### Collected data entries
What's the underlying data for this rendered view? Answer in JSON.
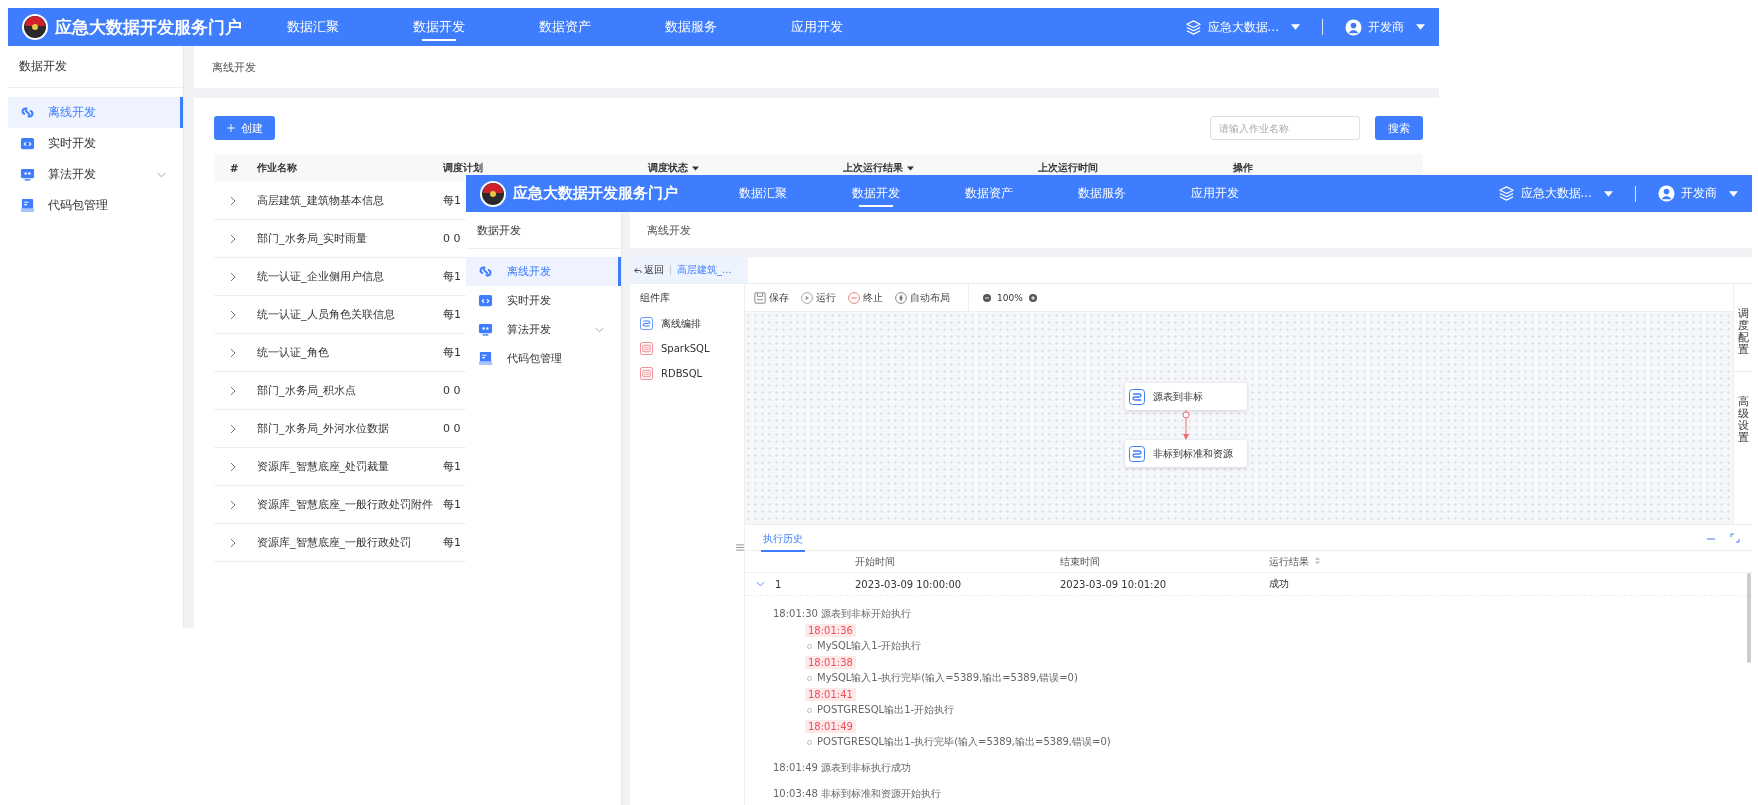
{
  "back_window": {
    "header": {
      "title": "应急大数据开发服务门户",
      "nav": [
        {
          "label": "数据汇聚",
          "selected": false
        },
        {
          "label": "数据开发",
          "selected": true
        },
        {
          "label": "数据资产",
          "selected": false
        },
        {
          "label": "数据服务",
          "selected": false
        },
        {
          "label": "应用开发",
          "selected": false
        }
      ],
      "workspace": "应急大数据...",
      "user": "开发商"
    },
    "sidebar": {
      "title": "数据开发",
      "items": [
        {
          "label": "离线开发",
          "kind": "offline",
          "selected": true,
          "has_children": false
        },
        {
          "label": "实时开发",
          "kind": "realtime",
          "selected": false,
          "has_children": false
        },
        {
          "label": "算法开发",
          "kind": "algorithm",
          "selected": false,
          "has_children": true
        },
        {
          "label": "代码包管理",
          "kind": "package",
          "selected": false,
          "has_children": false
        }
      ]
    },
    "breadcrumb": "离线开发",
    "create_button": "创建",
    "search": {
      "placeholder": "请输入作业名称",
      "button": "搜索"
    },
    "table": {
      "columns": [
        {
          "label": "#",
          "filter": false
        },
        {
          "label": "作业名称",
          "filter": false
        },
        {
          "label": "调度计划",
          "filter": false
        },
        {
          "label": "调度状态",
          "filter": true
        },
        {
          "label": "上次运行结果",
          "filter": true
        },
        {
          "label": "上次运行时间",
          "filter": false
        },
        {
          "label": "操作",
          "filter": false
        }
      ],
      "rows": [
        {
          "name": "高层建筑_建筑物基本信息",
          "schedule": "每1"
        },
        {
          "name": "部门_水务局_实时雨量",
          "schedule": "0 0"
        },
        {
          "name": "统一认证_企业侧用户信息",
          "schedule": "每1"
        },
        {
          "name": "统一认证_人员角色关联信息",
          "schedule": "每1"
        },
        {
          "name": "统一认证_角色",
          "schedule": "每1"
        },
        {
          "name": "部门_水务局_积水点",
          "schedule": "0 0"
        },
        {
          "name": "部门_水务局_外河水位数据",
          "schedule": "0 0"
        },
        {
          "name": "资源库_智慧底座_处罚裁量",
          "schedule": "每1"
        },
        {
          "name": "资源库_智慧底座_一般行政处罚附件",
          "schedule": "每1"
        },
        {
          "name": "资源库_智慧底座_一般行政处罚",
          "schedule": "每1"
        }
      ]
    }
  },
  "front_window": {
    "header": {
      "title": "应急大数据开发服务门户",
      "nav": [
        {
          "label": "数据汇聚",
          "selected": false
        },
        {
          "label": "数据开发",
          "selected": true
        },
        {
          "label": "数据资产",
          "selected": false
        },
        {
          "label": "数据服务",
          "selected": false
        },
        {
          "label": "应用开发",
          "selected": false
        }
      ],
      "workspace": "应急大数据...",
      "user": "开发商"
    },
    "sidebar": {
      "title": "数据开发",
      "items": [
        {
          "label": "离线开发",
          "kind": "offline",
          "selected": true,
          "has_children": false
        },
        {
          "label": "实时开发",
          "kind": "realtime",
          "selected": false,
          "has_children": false
        },
        {
          "label": "算法开发",
          "kind": "algorithm",
          "selected": false,
          "has_children": true
        },
        {
          "label": "代码包管理",
          "kind": "package",
          "selected": false,
          "has_children": false
        }
      ]
    },
    "breadcrumb": "离线开发",
    "editor": {
      "back": "返回",
      "job_tab": "高层建筑_...",
      "library": {
        "title": "组件库",
        "items": [
          {
            "label": "离线编排",
            "kind": "flow"
          },
          {
            "label": "SparkSQL",
            "kind": "sql"
          },
          {
            "label": "RDBSQL",
            "kind": "sql"
          }
        ]
      },
      "toolbar": [
        {
          "label": "保存",
          "kind": "save"
        },
        {
          "label": "运行",
          "kind": "run"
        },
        {
          "label": "终止",
          "kind": "stop"
        },
        {
          "label": "自动布局",
          "kind": "layout"
        }
      ],
      "zoom": "100%",
      "nodes": [
        {
          "label": "源表到非标"
        },
        {
          "label": "非标到标准和资源"
        }
      ],
      "side_tabs": [
        "调度配置",
        "高级设置"
      ]
    },
    "history": {
      "tab": "执行历史",
      "columns": [
        {
          "label": "开始时间",
          "sortable": false
        },
        {
          "label": "结束时间",
          "sortable": false
        },
        {
          "label": "运行结果",
          "sortable": true
        }
      ],
      "rows": [
        {
          "index": "1",
          "start": "2023-03-09 10:00:00",
          "end": "2023-03-09 10:01:20",
          "result": "成功",
          "expanded": true
        }
      ],
      "log": [
        {
          "kind": "step",
          "text": "18:01:30 源表到非标开始执行"
        },
        {
          "kind": "time",
          "text": "18:01:36"
        },
        {
          "kind": "event",
          "text": "MySQL输入1-开始执行"
        },
        {
          "kind": "time",
          "text": "18:01:38"
        },
        {
          "kind": "event",
          "text": "MySQL输入1-执行完毕(输入=5389,输出=5389,错误=0)"
        },
        {
          "kind": "time",
          "text": "18:01:41"
        },
        {
          "kind": "event",
          "text": "POSTGRESQL输出1-开始执行"
        },
        {
          "kind": "time",
          "text": "18:01:49"
        },
        {
          "kind": "event",
          "text": "POSTGRESQL输出1-执行完毕(输入=5389,输出=5389,错误=0)"
        },
        {
          "kind": "step",
          "text": "18:01:49 源表到非标执行成功"
        },
        {
          "kind": "step",
          "text": "10:03:48 非标到标准和资源开始执行"
        }
      ]
    }
  }
}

### DIRECTIONS FOR THIS TASK
In the copy, include all records verbatim but no images.

### FULL RESPONSE
What's the underlying data for this rendered view? Answer in JSON.
{
  "back_window": {
    "header": {
      "title": "应急大数据开发服务门户",
      "nav": [
        {
          "label": "数据汇聚",
          "selected": false
        },
        {
          "label": "数据开发",
          "selected": true
        },
        {
          "label": "数据资产",
          "selected": false
        },
        {
          "label": "数据服务",
          "selected": false
        },
        {
          "label": "应用开发",
          "selected": false
        }
      ],
      "workspace": "应急大数据...",
      "user": "开发商"
    },
    "sidebar": {
      "title": "数据开发",
      "items": [
        {
          "label": "离线开发",
          "kind": "offline",
          "selected": true,
          "has_children": false
        },
        {
          "label": "实时开发",
          "kind": "realtime",
          "selected": false,
          "has_children": false
        },
        {
          "label": "算法开发",
          "kind": "algorithm",
          "selected": false,
          "has_children": true
        },
        {
          "label": "代码包管理",
          "kind": "package",
          "selected": false,
          "has_children": false
        }
      ]
    },
    "breadcrumb": "离线开发",
    "create_button": "创建",
    "search": {
      "placeholder": "请输入作业名称",
      "button": "搜索"
    },
    "table": {
      "columns": [
        {
          "label": "#",
          "filter": false
        },
        {
          "label": "作业名称",
          "filter": false
        },
        {
          "label": "调度计划",
          "filter": false
        },
        {
          "label": "调度状态",
          "filter": true
        },
        {
          "label": "上次运行结果",
          "filter": true
        },
        {
          "label": "上次运行时间",
          "filter": false
        },
        {
          "label": "操作",
          "filter": false
        }
      ],
      "rows": [
        {
          "name": "高层建筑_建筑物基本信息",
          "schedule": "每1"
        },
        {
          "name": "部门_水务局_实时雨量",
          "schedule": "0 0"
        },
        {
          "name": "统一认证_企业侧用户信息",
          "schedule": "每1"
        },
        {
          "name": "统一认证_人员角色关联信息",
          "schedule": "每1"
        },
        {
          "name": "统一认证_角色",
          "schedule": "每1"
        },
        {
          "name": "部门_水务局_积水点",
          "schedule": "0 0"
        },
        {
          "name": "部门_水务局_外河水位数据",
          "schedule": "0 0"
        },
        {
          "name": "资源库_智慧底座_处罚裁量",
          "schedule": "每1"
        },
        {
          "name": "资源库_智慧底座_一般行政处罚附件",
          "schedule": "每1"
        },
        {
          "name": "资源库_智慧底座_一般行政处罚",
          "schedule": "每1"
        }
      ]
    }
  },
  "front_window": {
    "header": {
      "title": "应急大数据开发服务门户",
      "nav": [
        {
          "label": "数据汇聚",
          "selected": false
        },
        {
          "label": "数据开发",
          "selected": true
        },
        {
          "label": "数据资产",
          "selected": false
        },
        {
          "label": "数据服务",
          "selected": false
        },
        {
          "label": "应用开发",
          "selected": false
        }
      ],
      "workspace": "应急大数据...",
      "user": "开发商"
    },
    "sidebar": {
      "title": "数据开发",
      "items": [
        {
          "label": "离线开发",
          "kind": "offline",
          "selected": true,
          "has_children": false
        },
        {
          "label": "实时开发",
          "kind": "realtime",
          "selected": false,
          "has_children": false
        },
        {
          "label": "算法开发",
          "kind": "algorithm",
          "selected": false,
          "has_children": true
        },
        {
          "label": "代码包管理",
          "kind": "package",
          "selected": false,
          "has_children": false
        }
      ]
    },
    "breadcrumb": "离线开发",
    "editor": {
      "back": "返回",
      "job_tab": "高层建筑_...",
      "library": {
        "title": "组件库",
        "items": [
          {
            "label": "离线编排",
            "kind": "flow"
          },
          {
            "label": "SparkSQL",
            "kind": "sql"
          },
          {
            "label": "RDBSQL",
            "kind": "sql"
          }
        ]
      },
      "toolbar": [
        {
          "label": "保存",
          "kind": "save"
        },
        {
          "label": "运行",
          "kind": "run"
        },
        {
          "label": "终止",
          "kind": "stop"
        },
        {
          "label": "自动布局",
          "kind": "layout"
        }
      ],
      "zoom": "100%",
      "nodes": [
        {
          "label": "源表到非标"
        },
        {
          "label": "非标到标准和资源"
        }
      ],
      "side_tabs": [
        "调度配置",
        "高级设置"
      ]
    },
    "history": {
      "tab": "执行历史",
      "columns": [
        {
          "label": "开始时间",
          "sortable": false
        },
        {
          "label": "结束时间",
          "sortable": false
        },
        {
          "label": "运行结果",
          "sortable": true
        }
      ],
      "rows": [
        {
          "index": "1",
          "start": "2023-03-09 10:00:00",
          "end": "2023-03-09 10:01:20",
          "result": "成功",
          "expanded": true
        }
      ],
      "log": [
        {
          "kind": "step",
          "text": "18:01:30 源表到非标开始执行"
        },
        {
          "kind": "time",
          "text": "18:01:36"
        },
        {
          "kind": "event",
          "text": "MySQL输入1-开始执行"
        },
        {
          "kind": "time",
          "text": "18:01:38"
        },
        {
          "kind": "event",
          "text": "MySQL输入1-执行完毕(输入=5389,输出=5389,错误=0)"
        },
        {
          "kind": "time",
          "text": "18:01:41"
        },
        {
          "kind": "event",
          "text": "POSTGRESQL输出1-开始执行"
        },
        {
          "kind": "time",
          "text": "18:01:49"
        },
        {
          "kind": "event",
          "text": "POSTGRESQL输出1-执行完毕(输入=5389,输出=5389,错误=0)"
        },
        {
          "kind": "step",
          "text": "18:01:49 源表到非标执行成功"
        },
        {
          "kind": "step",
          "text": "10:03:48 非标到标准和资源开始执行"
        }
      ]
    }
  }
}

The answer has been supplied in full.